◆ Task instructions
Below is some material; transcribe all of it exactly.

◆ Data extract
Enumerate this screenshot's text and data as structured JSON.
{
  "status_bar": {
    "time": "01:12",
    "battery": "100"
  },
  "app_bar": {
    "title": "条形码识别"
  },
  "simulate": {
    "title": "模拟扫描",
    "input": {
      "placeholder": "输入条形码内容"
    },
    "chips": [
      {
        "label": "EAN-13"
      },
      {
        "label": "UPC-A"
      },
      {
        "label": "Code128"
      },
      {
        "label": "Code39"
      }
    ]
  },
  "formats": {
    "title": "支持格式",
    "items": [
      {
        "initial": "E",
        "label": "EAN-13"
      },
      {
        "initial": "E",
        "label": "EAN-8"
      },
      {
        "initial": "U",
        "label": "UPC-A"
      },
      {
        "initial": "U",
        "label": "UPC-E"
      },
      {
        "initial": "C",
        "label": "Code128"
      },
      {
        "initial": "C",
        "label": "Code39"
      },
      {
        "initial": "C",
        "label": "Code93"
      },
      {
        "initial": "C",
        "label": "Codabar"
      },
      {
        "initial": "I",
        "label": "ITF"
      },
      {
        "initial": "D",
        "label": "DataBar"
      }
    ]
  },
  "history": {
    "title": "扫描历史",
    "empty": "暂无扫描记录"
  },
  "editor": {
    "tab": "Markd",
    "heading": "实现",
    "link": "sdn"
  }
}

◆ Exercise output
Enumerate this screenshot's text and data as structured JSON.
{
  "status_bar": {
    "time": "01:12",
    "battery": "100"
  },
  "app_bar": {
    "title": "条形码识别"
  },
  "simulate": {
    "title": "模拟扫描",
    "input": {
      "placeholder": "输入条形码内容"
    },
    "chips": [
      {
        "label": "EAN-13"
      },
      {
        "label": "UPC-A"
      },
      {
        "label": "Code128"
      },
      {
        "label": "Code39"
      }
    ]
  },
  "formats": {
    "title": "支持格式",
    "items": [
      {
        "initial": "E",
        "label": "EAN-13"
      },
      {
        "initial": "E",
        "label": "EAN-8"
      },
      {
        "initial": "U",
        "label": "UPC-A"
      },
      {
        "initial": "U",
        "label": "UPC-E"
      },
      {
        "initial": "C",
        "label": "Code128"
      },
      {
        "initial": "C",
        "label": "Code39"
      },
      {
        "initial": "C",
        "label": "Code93"
      },
      {
        "initial": "C",
        "label": "Codabar"
      },
      {
        "initial": "I",
        "label": "ITF"
      },
      {
        "initial": "D",
        "label": "DataBar"
      }
    ]
  },
  "history": {
    "title": "扫描历史",
    "empty": "暂无扫描记录"
  },
  "editor": {
    "tab": "Markd",
    "heading": "实现",
    "link": "sdn"
  }
}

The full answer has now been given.